TO BE DONE: Reproduce the records below in their entirety, character for character.

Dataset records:
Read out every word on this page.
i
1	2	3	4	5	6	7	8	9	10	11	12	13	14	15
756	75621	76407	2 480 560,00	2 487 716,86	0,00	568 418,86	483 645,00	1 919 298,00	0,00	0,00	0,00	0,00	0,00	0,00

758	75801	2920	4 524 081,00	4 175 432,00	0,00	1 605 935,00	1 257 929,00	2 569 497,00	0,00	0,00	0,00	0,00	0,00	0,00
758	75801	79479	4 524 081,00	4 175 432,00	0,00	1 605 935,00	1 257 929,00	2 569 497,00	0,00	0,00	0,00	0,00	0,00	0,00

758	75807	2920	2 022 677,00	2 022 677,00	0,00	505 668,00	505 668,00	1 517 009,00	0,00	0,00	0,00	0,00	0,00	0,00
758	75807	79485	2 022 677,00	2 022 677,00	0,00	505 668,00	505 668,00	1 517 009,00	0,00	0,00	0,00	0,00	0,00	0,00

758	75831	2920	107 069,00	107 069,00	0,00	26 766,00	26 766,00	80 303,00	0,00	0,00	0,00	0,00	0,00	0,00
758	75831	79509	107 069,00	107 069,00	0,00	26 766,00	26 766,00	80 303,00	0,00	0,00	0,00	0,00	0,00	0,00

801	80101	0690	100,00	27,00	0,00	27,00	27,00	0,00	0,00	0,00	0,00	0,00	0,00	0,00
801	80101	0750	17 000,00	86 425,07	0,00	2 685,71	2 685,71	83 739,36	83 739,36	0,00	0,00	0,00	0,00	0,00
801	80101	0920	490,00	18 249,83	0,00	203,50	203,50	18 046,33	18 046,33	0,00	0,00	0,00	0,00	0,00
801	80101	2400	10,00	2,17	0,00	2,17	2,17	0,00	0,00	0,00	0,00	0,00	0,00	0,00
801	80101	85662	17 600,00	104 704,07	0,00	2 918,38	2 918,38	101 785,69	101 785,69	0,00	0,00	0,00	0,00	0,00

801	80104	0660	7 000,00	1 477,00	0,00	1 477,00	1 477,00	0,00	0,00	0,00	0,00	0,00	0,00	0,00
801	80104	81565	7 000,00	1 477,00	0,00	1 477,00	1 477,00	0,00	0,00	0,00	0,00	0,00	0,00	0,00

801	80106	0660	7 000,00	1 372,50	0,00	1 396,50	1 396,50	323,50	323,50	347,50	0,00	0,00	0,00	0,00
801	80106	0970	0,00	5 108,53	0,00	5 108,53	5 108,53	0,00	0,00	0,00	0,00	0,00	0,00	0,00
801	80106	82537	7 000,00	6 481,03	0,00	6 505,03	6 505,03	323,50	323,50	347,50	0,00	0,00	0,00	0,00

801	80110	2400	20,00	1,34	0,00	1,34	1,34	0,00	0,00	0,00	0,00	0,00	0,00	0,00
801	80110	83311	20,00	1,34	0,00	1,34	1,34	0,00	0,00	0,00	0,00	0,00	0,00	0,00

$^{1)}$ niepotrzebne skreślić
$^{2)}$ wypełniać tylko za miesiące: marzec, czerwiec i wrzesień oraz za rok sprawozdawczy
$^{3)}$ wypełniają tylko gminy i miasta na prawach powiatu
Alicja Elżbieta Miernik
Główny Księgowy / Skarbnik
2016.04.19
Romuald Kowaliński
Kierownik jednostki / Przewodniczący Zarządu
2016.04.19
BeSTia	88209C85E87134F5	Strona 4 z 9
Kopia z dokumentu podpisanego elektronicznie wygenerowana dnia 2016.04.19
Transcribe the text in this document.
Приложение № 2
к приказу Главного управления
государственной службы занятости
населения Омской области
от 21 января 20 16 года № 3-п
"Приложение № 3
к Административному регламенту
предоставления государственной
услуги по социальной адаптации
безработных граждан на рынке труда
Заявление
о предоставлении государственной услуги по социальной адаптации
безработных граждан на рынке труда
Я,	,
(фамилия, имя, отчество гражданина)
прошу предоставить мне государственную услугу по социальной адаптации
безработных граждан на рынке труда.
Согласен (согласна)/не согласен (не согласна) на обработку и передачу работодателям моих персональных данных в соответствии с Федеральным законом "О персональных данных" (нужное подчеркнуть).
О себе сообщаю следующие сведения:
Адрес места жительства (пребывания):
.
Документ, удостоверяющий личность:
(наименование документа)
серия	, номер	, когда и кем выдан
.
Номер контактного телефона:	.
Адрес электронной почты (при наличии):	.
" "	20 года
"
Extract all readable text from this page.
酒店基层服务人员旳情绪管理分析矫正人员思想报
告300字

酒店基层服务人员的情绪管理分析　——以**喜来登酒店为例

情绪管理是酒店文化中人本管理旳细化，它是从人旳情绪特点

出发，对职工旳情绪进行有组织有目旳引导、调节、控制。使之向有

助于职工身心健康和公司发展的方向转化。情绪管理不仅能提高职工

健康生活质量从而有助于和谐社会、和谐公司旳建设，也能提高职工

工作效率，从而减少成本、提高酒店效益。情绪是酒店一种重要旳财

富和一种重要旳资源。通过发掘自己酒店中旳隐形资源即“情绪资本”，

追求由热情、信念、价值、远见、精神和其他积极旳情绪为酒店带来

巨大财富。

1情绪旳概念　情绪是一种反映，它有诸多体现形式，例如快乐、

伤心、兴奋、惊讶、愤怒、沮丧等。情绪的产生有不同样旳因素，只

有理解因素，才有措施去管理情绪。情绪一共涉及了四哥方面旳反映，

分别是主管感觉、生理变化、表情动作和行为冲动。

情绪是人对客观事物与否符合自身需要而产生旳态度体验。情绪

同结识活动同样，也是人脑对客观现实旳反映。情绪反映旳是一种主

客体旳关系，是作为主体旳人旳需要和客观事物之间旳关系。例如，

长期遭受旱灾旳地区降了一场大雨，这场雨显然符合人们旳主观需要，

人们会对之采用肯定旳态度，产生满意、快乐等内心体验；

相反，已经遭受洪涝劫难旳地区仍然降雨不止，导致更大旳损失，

ANSWER TO THE EXERCISE:
Read out every word on this page.
i
1	2	3	4	5	6	7	8	9	10	11	12	13	14	15
756	75621	76407	2 480 560,00	2 487 716,86	0,00	568 418,86	483 645,00	1 919 298,00	0,00	0,00	0,00	0,00	0,00	0,00

758	75801	2920	4 524 081,00	4 175 432,00	0,00	1 605 935,00	1 257 929,00	2 569 497,00	0,00	0,00	0,00	0,00	0,00	0,00
758	75801	79479	4 524 081,00	4 175 432,00	0,00	1 605 935,00	1 257 929,00	2 569 497,00	0,00	0,00	0,00	0,00	0,00	0,00

758	75807	2920	2 022 677,00	2 022 677,00	0,00	505 668,00	505 668,00	1 517 009,00	0,00	0,00	0,00	0,00	0,00	0,00
758	75807	79485	2 022 677,00	2 022 677,00	0,00	505 668,00	505 668,00	1 517 009,00	0,00	0,00	0,00	0,00	0,00	0,00

758	75831	2920	107 069,00	107 069,00	0,00	26 766,00	26 766,00	80 303,00	0,00	0,00	0,00	0,00	0,00	0,00
758	75831	79509	107 069,00	107 069,00	0,00	26 766,00	26 766,00	80 303,00	0,00	0,00	0,00	0,00	0,00	0,00

801	80101	0690	100,00	27,00	0,00	27,00	27,00	0,00	0,00	0,00	0,00	0,00	0,00	0,00
801	80101	0750	17 000,00	86 425,07	0,00	2 685,71	2 685,71	83 739,36	83 739,36	0,00	0,00	0,00	0,00	0,00
801	80101	0920	490,00	18 249,83	0,00	203,50	203,50	18 046,33	18 046,33	0,00	0,00	0,00	0,00	0,00
801	80101	2400	10,00	2,17	0,00	2,17	2,17	0,00	0,00	0,00	0,00	0,00	0,00	0,00
801	80101	85662	17 600,00	104 704,07	0,00	2 918,38	2 918,38	101 785,69	101 785,69	0,00	0,00	0,00	0,00	0,00

801	80104	0660	7 000,00	1 477,00	0,00	1 477,00	1 477,00	0,00	0,00	0,00	0,00	0,00	0,00	0,00
801	80104	81565	7 000,00	1 477,00	0,00	1 477,00	1 477,00	0,00	0,00	0,00	0,00	0,00	0,00	0,00

801	80106	0660	7 000,00	1 372,50	0,00	1 396,50	1 396,50	323,50	323,50	347,50	0,00	0,00	0,00	0,00
801	80106	0970	0,00	5 108,53	0,00	5 108,53	5 108,53	0,00	0,00	0,00	0,00	0,00	0,00	0,00
801	80106	82537	7 000,00	6 481,03	0,00	6 505,03	6 505,03	323,50	323,50	347,50	0,00	0,00	0,00	0,00

801	80110	2400	20,00	1,34	0,00	1,34	1,34	0,00	0,00	0,00	0,00	0,00	0,00	0,00
801	80110	83311	20,00	1,34	0,00	1,34	1,34	0,00	0,00	0,00	0,00	0,00	0,00	0,00

$^{1)}$ niepotrzebne skreślić
$^{2)}$ wypełniać tylko za miesiące: marzec, czerwiec i wrzesień oraz za rok sprawozdawczy
$^{3)}$ wypełniają tylko gminy i miasta na prawach powiatu
Alicja Elżbieta Miernik
Główny Księgowy / Skarbnik
2016.04.19
Romuald Kowaliński
Kierownik jednostki / Przewodniczący Zarządu
2016.04.19
BeSTia	88209C85E87134F5	Strona 4 z 9
Kopia z dokumentu podpisanego elektronicznie wygenerowana dnia 2016.04.19
Transcribe the text in this document.
Приложение № 2
к приказу Главного управления
государственной службы занятости
населения Омской области
от 21 января 20 16 года № 3-п
"Приложение № 3
к Административному регламенту
предоставления государственной
услуги по социальной адаптации
безработных граждан на рынке труда
Заявление
о предоставлении государственной услуги по социальной адаптации
безработных граждан на рынке труда
Я,	,
(фамилия, имя, отчество гражданина)
прошу предоставить мне государственную услугу по социальной адаптации
безработных граждан на рынке труда.
Согласен (согласна)/не согласен (не согласна) на обработку и передачу работодателям моих персональных данных в соответствии с Федеральным законом "О персональных данных" (нужное подчеркнуть).
О себе сообщаю следующие сведения:
Адрес места жительства (пребывания):
.
Документ, удостоверяющий личность:
(наименование документа)
серия	, номер	, когда и кем выдан
.
Номер контактного телефона:	.
Адрес электронной почты (при наличии):	.
" "	20 года
"
Extract all readable text from this page.
酒店基层服务人员旳情绪管理分析矫正人员思想报
告300字

酒店基层服务人员的情绪管理分析　——以**喜来登酒店为例

情绪管理是酒店文化中人本管理旳细化，它是从人旳情绪特点

出发，对职工旳情绪进行有组织有目旳引导、调节、控制。使之向有

助于职工身心健康和公司发展的方向转化。情绪管理不仅能提高职工

健康生活质量从而有助于和谐社会、和谐公司旳建设，也能提高职工

工作效率，从而减少成本、提高酒店效益。情绪是酒店一种重要旳财

富和一种重要旳资源。通过发掘自己酒店中旳隐形资源即“情绪资本”，

追求由热情、信念、价值、远见、精神和其他积极旳情绪为酒店带来

巨大财富。

1情绪旳概念　情绪是一种反映，它有诸多体现形式，例如快乐、

伤心、兴奋、惊讶、愤怒、沮丧等。情绪的产生有不同样旳因素，只

有理解因素，才有措施去管理情绪。情绪一共涉及了四哥方面旳反映，

分别是主管感觉、生理变化、表情动作和行为冲动。

情绪是人对客观事物与否符合自身需要而产生旳态度体验。情绪

同结识活动同样，也是人脑对客观现实旳反映。情绪反映旳是一种主

客体旳关系，是作为主体旳人旳需要和客观事物之间旳关系。例如，

长期遭受旱灾旳地区降了一场大雨，这场雨显然符合人们旳主观需要，

人们会对之采用肯定旳态度，产生满意、快乐等内心体验；

相反，已经遭受洪涝劫难旳地区仍然降雨不止，导致更大旳损失，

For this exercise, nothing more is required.